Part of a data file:
◇ ◇ ◇

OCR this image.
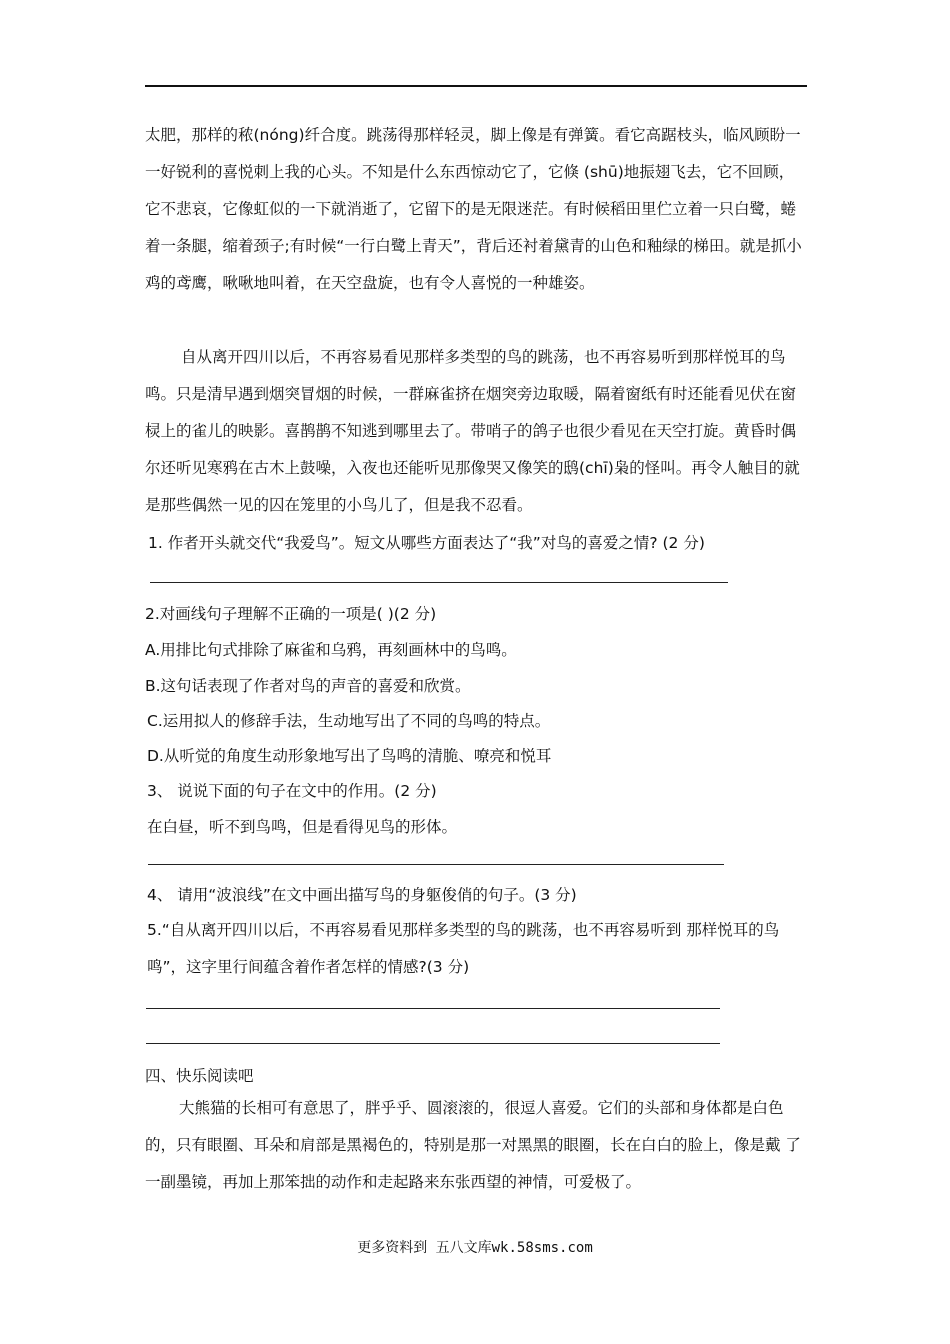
太肥，那样的秾(nóng)纤合度。跳荡得那样轻灵，脚上像是有弹簧。看它高踞枝头，临风顾盼一一好锐利的喜悦刺上我的心头。不知是什么东西惊动它了，它倏 (shū)地振翅飞去，它不回顾，它不悲哀，它像虹似的一下就消逝了，它留下的是无限迷茫。有时候稻田里伫立着一只白鹭，蜷着一条腿，缩着颈子;有时候“一行白鹭上青天”，背后还衬着黛青的山色和釉绿的梯田。就是抓小鸡的鸢鹰，啾啾地叫着，在天空盘旋，也有令人喜悦的一种雄姿。

自从离开四川以后，不再容易看见那样多类型的鸟的跳荡，也不再容易听到那样悦耳的鸟鸣。只是清早遇到烟突冒烟的时候，一群麻雀挤在烟突旁边取暖，隔着窗纸有时还能看见伏在窗棂上的雀儿的映影。喜鹊鹊不知逃到哪里去了。带哨子的鸽子也很少看见在天空打旋。黄昏时偶尔还听见寒鸦在古木上鼓噪，入夜也还能听见那像哭又像笑的鸱(chī)枭的怪叫。再令人触目的就是那些偶然一见的囚在笼里的小鸟儿了，但是我不忍看。

1. 作者开头就交代“我爱鸟”。短文从哪些方面表达了“我”对鸟的喜爱之情? (2 分)

2.对画线句子理解不正确的一项是( )(2 分)

A.用排比句式排除了麻雀和乌鸦，再刻画林中的鸟鸣。

B.这句话表现了作者对鸟的声音的喜爱和欣赏。

C.运用拟人的修辞手法，生动地写出了不同的鸟鸣的特点。

D.从听觉的角度生动形象地写出了鸟鸣的清脆、嘹亮和悦耳

3、 说说下面的句子在文中的作用。(2 分)

在白昼，听不到鸟鸣，但是看得见鸟的形体。

4、 请用“波浪线”在文中画出描写鸟的身躯俊俏的句子。(3 分)

5.“自从离开四川以后，不再容易看见那样多类型的鸟的跳荡，也不再容易听到 那样悦耳的鸟鸣”，这字里行间蕴含着作者怎样的情感?(3 分)

四、快乐阅读吧

大熊猫的长相可有意思了，胖乎乎、圆滚滚的，很逗人喜爱。它们的头部和身体都是白色 的，只有眼圈、耳朵和肩部是黑褐色的，特别是那一对黑黑的眼圈，长在白白的脸上，像是戴 了一副墨镜，再加上那笨拙的动作和走起路来东张西望的神情，可爱极了。

更多资料到 五八文库wk.58sms.com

◇ ◇ ◇

Goal
Above are the records. Identify each line that contains the word "自从离开四川以后".

Task response
自从离开四川以后，不再容易看见那样多类型的鸟的跳荡，也不再容易听到那样悦耳的鸟鸣。只是清早遇到烟突冒烟的时候，一群麻雀挤在烟突旁边取暖，隔着窗纸有时还能看见伏在窗棂上的雀儿的映影。喜鹊鹊不知逃到哪里去了。带哨子的鸽子也很少看见在天空打旋。黄昏时偶尔还听见寒鸦在古木上鼓噪，入夜也还能听见那像哭又像笑的鸱(chī)枭的怪叫。再令人触目的就是那些偶然一见的囚在笼里的小鸟儿了，但是我不忍看。
5.“自从离开四川以后，不再容易看见那样多类型的鸟的跳荡，也不再容易听到 那样悦耳的鸟鸣”，这字里行间蕴含着作者怎样的情感?(3 分)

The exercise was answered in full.